### What you need to do
Type out the entries below again, character for character.

Entries of transcribed document text
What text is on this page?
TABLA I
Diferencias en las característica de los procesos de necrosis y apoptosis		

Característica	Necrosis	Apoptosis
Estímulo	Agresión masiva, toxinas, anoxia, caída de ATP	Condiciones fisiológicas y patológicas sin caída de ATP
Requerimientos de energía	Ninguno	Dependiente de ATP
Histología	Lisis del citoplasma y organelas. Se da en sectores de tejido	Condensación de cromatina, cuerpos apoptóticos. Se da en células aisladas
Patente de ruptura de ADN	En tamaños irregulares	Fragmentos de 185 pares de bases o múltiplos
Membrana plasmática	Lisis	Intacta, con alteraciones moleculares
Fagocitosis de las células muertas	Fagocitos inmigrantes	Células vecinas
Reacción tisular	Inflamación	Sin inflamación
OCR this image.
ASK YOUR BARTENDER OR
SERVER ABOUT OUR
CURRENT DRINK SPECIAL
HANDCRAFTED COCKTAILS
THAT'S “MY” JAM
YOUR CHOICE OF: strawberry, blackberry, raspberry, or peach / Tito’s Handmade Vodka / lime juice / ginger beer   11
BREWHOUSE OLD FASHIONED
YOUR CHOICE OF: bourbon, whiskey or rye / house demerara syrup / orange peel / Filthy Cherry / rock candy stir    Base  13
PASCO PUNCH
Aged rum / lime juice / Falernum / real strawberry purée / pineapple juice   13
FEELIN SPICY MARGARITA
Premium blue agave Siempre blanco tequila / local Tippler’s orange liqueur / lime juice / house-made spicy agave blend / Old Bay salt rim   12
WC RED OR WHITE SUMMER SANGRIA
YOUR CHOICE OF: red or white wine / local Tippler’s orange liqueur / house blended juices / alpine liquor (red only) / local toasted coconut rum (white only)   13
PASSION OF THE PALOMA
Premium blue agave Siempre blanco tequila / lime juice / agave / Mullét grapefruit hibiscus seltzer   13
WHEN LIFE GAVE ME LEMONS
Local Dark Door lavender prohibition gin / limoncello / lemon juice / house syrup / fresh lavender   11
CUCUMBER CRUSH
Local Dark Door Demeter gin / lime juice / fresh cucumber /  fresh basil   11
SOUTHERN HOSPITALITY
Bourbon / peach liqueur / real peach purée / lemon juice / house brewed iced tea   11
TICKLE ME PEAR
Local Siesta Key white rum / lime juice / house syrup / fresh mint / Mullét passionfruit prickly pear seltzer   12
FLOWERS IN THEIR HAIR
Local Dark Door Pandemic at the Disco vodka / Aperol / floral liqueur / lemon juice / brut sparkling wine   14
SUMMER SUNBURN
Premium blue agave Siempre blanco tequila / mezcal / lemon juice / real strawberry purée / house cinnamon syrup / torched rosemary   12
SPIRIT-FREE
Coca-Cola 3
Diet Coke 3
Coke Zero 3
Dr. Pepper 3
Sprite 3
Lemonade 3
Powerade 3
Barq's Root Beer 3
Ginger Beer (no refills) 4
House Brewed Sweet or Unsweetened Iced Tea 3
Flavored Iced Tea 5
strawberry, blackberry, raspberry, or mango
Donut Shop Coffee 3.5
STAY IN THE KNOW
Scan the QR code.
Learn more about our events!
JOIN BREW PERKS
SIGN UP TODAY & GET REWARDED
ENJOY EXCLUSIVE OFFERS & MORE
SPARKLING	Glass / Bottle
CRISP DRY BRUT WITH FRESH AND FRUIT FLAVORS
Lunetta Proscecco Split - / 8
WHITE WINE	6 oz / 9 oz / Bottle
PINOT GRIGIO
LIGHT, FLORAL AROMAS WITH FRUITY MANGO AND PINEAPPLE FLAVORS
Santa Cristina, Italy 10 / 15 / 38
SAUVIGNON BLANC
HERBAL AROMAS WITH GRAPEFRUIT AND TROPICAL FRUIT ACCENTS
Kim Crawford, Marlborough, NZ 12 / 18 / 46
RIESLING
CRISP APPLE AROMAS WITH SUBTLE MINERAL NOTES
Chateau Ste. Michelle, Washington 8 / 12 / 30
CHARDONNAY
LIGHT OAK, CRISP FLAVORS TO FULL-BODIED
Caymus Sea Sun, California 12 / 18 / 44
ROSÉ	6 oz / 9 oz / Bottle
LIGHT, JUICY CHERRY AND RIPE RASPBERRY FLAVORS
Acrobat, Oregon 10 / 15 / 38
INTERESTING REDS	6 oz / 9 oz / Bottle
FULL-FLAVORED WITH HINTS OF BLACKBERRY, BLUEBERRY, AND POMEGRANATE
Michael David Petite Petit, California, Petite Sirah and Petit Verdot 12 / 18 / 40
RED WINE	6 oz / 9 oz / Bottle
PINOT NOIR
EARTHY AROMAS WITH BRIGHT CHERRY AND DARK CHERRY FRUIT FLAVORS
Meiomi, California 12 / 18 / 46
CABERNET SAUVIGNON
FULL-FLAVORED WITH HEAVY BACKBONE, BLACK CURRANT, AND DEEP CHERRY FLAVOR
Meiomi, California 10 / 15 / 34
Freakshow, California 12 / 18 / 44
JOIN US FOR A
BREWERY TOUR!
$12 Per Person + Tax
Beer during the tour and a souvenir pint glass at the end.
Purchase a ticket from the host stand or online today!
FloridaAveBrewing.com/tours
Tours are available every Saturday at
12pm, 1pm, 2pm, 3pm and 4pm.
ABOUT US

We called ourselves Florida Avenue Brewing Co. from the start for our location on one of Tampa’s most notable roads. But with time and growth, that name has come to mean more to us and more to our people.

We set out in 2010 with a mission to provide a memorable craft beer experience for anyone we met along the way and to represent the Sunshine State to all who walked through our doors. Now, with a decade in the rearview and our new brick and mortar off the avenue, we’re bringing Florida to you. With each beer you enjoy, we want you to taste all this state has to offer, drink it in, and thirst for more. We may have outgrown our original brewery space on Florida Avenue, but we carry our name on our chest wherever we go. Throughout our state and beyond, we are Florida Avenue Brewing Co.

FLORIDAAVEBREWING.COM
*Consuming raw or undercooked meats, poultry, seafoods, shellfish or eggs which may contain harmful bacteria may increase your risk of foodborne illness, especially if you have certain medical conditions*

### Output for this task
What text is on this page?
TABLA I
Diferencias en las característica de los procesos de necrosis y apoptosis		

Característica	Necrosis	Apoptosis
Estímulo	Agresión masiva, toxinas, anoxia, caída de ATP	Condiciones fisiológicas y patológicas sin caída de ATP
Requerimientos de energía	Ninguno	Dependiente de ATP
Histología	Lisis del citoplasma y organelas. Se da en sectores de tejido	Condensación de cromatina, cuerpos apoptóticos. Se da en células aisladas
Patente de ruptura de ADN	En tamaños irregulares	Fragmentos de 185 pares de bases o múltiplos
Membrana plasmática	Lisis	Intacta, con alteraciones moleculares
Fagocitosis de las células muertas	Fagocitos inmigrantes	Células vecinas
Reacción tisular	Inflamación	Sin inflamación
OCR this image.
ASK YOUR BARTENDER OR
SERVER ABOUT OUR
CURRENT DRINK SPECIAL
HANDCRAFTED COCKTAILS
THAT'S “MY” JAM
YOUR CHOICE OF: strawberry, blackberry, raspberry, or peach / Tito’s Handmade Vodka / lime juice / ginger beer   11
BREWHOUSE OLD FASHIONED
YOUR CHOICE OF: bourbon, whiskey or rye / house demerara syrup / orange peel / Filthy Cherry / rock candy stir    Base  13
PASCO PUNCH
Aged rum / lime juice / Falernum / real strawberry purée / pineapple juice   13
FEELIN SPICY MARGARITA
Premium blue agave Siempre blanco tequila / local Tippler’s orange liqueur / lime juice / house-made spicy agave blend / Old Bay salt rim   12
WC RED OR WHITE SUMMER SANGRIA
YOUR CHOICE OF: red or white wine / local Tippler’s orange liqueur / house blended juices / alpine liquor (red only) / local toasted coconut rum (white only)   13
PASSION OF THE PALOMA
Premium blue agave Siempre blanco tequila / lime juice / agave / Mullét grapefruit hibiscus seltzer   13
WHEN LIFE GAVE ME LEMONS
Local Dark Door lavender prohibition gin / limoncello / lemon juice / house syrup / fresh lavender   11
CUCUMBER CRUSH
Local Dark Door Demeter gin / lime juice / fresh cucumber /  fresh basil   11
SOUTHERN HOSPITALITY
Bourbon / peach liqueur / real peach purée / lemon juice / house brewed iced tea   11
TICKLE ME PEAR
Local Siesta Key white rum / lime juice / house syrup / fresh mint / Mullét passionfruit prickly pear seltzer   12
FLOWERS IN THEIR HAIR
Local Dark Door Pandemic at the Disco vodka / Aperol / floral liqueur / lemon juice / brut sparkling wine   14
SUMMER SUNBURN
Premium blue agave Siempre blanco tequila / mezcal / lemon juice / real strawberry purée / house cinnamon syrup / torched rosemary   12
SPIRIT-FREE
Coca-Cola 3
Diet Coke 3
Coke Zero 3
Dr. Pepper 3
Sprite 3
Lemonade 3
Powerade 3
Barq's Root Beer 3
Ginger Beer (no refills) 4
House Brewed Sweet or Unsweetened Iced Tea 3
Flavored Iced Tea 5
strawberry, blackberry, raspberry, or mango
Donut Shop Coffee 3.5
STAY IN THE KNOW
Scan the QR code.
Learn more about our events!
JOIN BREW PERKS
SIGN UP TODAY & GET REWARDED
ENJOY EXCLUSIVE OFFERS & MORE
SPARKLING	Glass / Bottle
CRISP DRY BRUT WITH FRESH AND FRUIT FLAVORS
Lunetta Proscecco Split - / 8
WHITE WINE	6 oz / 9 oz / Bottle
PINOT GRIGIO
LIGHT, FLORAL AROMAS WITH FRUITY MANGO AND PINEAPPLE FLAVORS
Santa Cristina, Italy 10 / 15 / 38
SAUVIGNON BLANC
HERBAL AROMAS WITH GRAPEFRUIT AND TROPICAL FRUIT ACCENTS
Kim Crawford, Marlborough, NZ 12 / 18 / 46
RIESLING
CRISP APPLE AROMAS WITH SUBTLE MINERAL NOTES
Chateau Ste. Michelle, Washington 8 / 12 / 30
CHARDONNAY
LIGHT OAK, CRISP FLAVORS TO FULL-BODIED
Caymus Sea Sun, California 12 / 18 / 44
ROSÉ	6 oz / 9 oz / Bottle
LIGHT, JUICY CHERRY AND RIPE RASPBERRY FLAVORS
Acrobat, Oregon 10 / 15 / 38
INTERESTING REDS	6 oz / 9 oz / Bottle
FULL-FLAVORED WITH HINTS OF BLACKBERRY, BLUEBERRY, AND POMEGRANATE
Michael David Petite Petit, California, Petite Sirah and Petit Verdot 12 / 18 / 40
RED WINE	6 oz / 9 oz / Bottle
PINOT NOIR
EARTHY AROMAS WITH BRIGHT CHERRY AND DARK CHERRY FRUIT FLAVORS
Meiomi, California 12 / 18 / 46
CABERNET SAUVIGNON
FULL-FLAVORED WITH HEAVY BACKBONE, BLACK CURRANT, AND DEEP CHERRY FLAVOR
Meiomi, California 10 / 15 / 34
Freakshow, California 12 / 18 / 44
JOIN US FOR A
BREWERY TOUR!
$12 Per Person + Tax
Beer during the tour and a souvenir pint glass at the end.
Purchase a ticket from the host stand or online today!
FloridaAveBrewing.com/tours
Tours are available every Saturday at
12pm, 1pm, 2pm, 3pm and 4pm.
ABOUT US

We called ourselves Florida Avenue Brewing Co. from the start for our location on one of Tampa’s most notable roads. But with time and growth, that name has come to mean more to us and more to our people.

We set out in 2010 with a mission to provide a memorable craft beer experience for anyone we met along the way and to represent the Sunshine State to all who walked through our doors. Now, with a decade in the rearview and our new brick and mortar off the avenue, we’re bringing Florida to you. With each beer you enjoy, we want you to taste all this state has to offer, drink it in, and thirst for more. We may have outgrown our original brewery space on Florida Avenue, but we carry our name on our chest wherever we go. Throughout our state and beyond, we are Florida Avenue Brewing Co.

FLORIDAAVEBREWING.COM
*Consuming raw or undercooked meats, poultry, seafoods, shellfish or eggs which may contain harmful bacteria may increase your risk of foodborne illness, especially if you have certain medical conditions*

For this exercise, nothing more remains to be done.